(Dataset listings of figures)
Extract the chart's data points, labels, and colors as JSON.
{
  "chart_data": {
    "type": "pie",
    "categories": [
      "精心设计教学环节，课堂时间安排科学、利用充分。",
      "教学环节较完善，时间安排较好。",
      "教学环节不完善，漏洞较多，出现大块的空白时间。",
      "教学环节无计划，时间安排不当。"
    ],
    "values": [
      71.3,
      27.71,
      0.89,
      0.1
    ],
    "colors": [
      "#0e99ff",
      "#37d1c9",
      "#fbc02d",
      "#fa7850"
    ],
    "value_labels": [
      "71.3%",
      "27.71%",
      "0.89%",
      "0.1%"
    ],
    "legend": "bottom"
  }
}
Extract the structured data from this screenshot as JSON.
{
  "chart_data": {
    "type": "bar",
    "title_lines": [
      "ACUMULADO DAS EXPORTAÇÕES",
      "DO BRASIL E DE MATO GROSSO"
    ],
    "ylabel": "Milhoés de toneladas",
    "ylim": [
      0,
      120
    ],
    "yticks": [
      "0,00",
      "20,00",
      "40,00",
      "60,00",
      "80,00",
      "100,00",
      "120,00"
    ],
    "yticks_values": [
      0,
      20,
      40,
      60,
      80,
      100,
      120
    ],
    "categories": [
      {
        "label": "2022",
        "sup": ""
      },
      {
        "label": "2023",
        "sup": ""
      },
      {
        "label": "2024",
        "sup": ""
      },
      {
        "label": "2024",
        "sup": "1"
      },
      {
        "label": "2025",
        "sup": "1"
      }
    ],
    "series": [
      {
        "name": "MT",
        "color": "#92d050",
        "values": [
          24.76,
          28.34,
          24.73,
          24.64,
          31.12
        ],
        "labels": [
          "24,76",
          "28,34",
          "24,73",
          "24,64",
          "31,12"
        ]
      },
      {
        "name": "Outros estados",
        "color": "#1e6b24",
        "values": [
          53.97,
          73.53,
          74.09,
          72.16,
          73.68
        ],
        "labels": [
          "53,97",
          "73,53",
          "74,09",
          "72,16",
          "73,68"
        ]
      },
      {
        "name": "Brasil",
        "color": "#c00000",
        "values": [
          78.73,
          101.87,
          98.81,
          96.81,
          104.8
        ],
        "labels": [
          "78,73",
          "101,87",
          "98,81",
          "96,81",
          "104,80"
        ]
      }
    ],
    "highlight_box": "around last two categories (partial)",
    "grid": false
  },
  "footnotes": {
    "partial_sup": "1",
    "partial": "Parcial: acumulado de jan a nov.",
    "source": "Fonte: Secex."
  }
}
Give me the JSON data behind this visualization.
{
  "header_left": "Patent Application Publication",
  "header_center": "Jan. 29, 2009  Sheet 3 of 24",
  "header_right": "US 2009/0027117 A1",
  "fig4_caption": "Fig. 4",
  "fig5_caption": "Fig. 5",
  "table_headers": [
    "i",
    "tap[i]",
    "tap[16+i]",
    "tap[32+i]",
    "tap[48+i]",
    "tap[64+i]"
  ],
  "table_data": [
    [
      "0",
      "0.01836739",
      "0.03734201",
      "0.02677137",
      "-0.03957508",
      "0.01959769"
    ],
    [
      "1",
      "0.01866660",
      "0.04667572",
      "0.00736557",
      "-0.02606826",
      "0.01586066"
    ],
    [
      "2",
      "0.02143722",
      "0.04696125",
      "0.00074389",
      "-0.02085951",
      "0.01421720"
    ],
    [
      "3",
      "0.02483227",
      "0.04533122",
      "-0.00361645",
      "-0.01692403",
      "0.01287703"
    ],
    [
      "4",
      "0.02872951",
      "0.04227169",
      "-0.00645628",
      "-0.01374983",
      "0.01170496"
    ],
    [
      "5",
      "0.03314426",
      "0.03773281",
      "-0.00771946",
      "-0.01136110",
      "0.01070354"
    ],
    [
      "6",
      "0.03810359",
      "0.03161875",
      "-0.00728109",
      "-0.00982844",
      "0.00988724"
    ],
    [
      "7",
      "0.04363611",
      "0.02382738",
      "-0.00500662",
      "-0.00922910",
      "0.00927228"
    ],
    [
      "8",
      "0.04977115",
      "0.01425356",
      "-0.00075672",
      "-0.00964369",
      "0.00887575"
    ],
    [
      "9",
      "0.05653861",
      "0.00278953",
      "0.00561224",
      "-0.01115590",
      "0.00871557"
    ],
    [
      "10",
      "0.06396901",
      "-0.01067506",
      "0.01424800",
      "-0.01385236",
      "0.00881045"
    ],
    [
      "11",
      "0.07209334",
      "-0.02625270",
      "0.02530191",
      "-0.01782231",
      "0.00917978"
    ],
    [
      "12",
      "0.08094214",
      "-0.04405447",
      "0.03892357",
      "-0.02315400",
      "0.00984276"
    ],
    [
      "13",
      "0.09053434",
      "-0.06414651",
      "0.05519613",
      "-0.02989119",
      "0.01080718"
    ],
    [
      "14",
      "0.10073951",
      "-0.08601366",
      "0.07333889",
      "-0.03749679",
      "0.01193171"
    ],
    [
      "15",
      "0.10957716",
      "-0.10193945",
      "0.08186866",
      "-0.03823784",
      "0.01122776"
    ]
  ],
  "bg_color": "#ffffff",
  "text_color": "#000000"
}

Exercise prompt =>
For each line of the listing that holds the word "name", show that line.

Solution to this exercise =>
        "name": "MT",
        "name": "Outros estados",
        "name": "Brasil",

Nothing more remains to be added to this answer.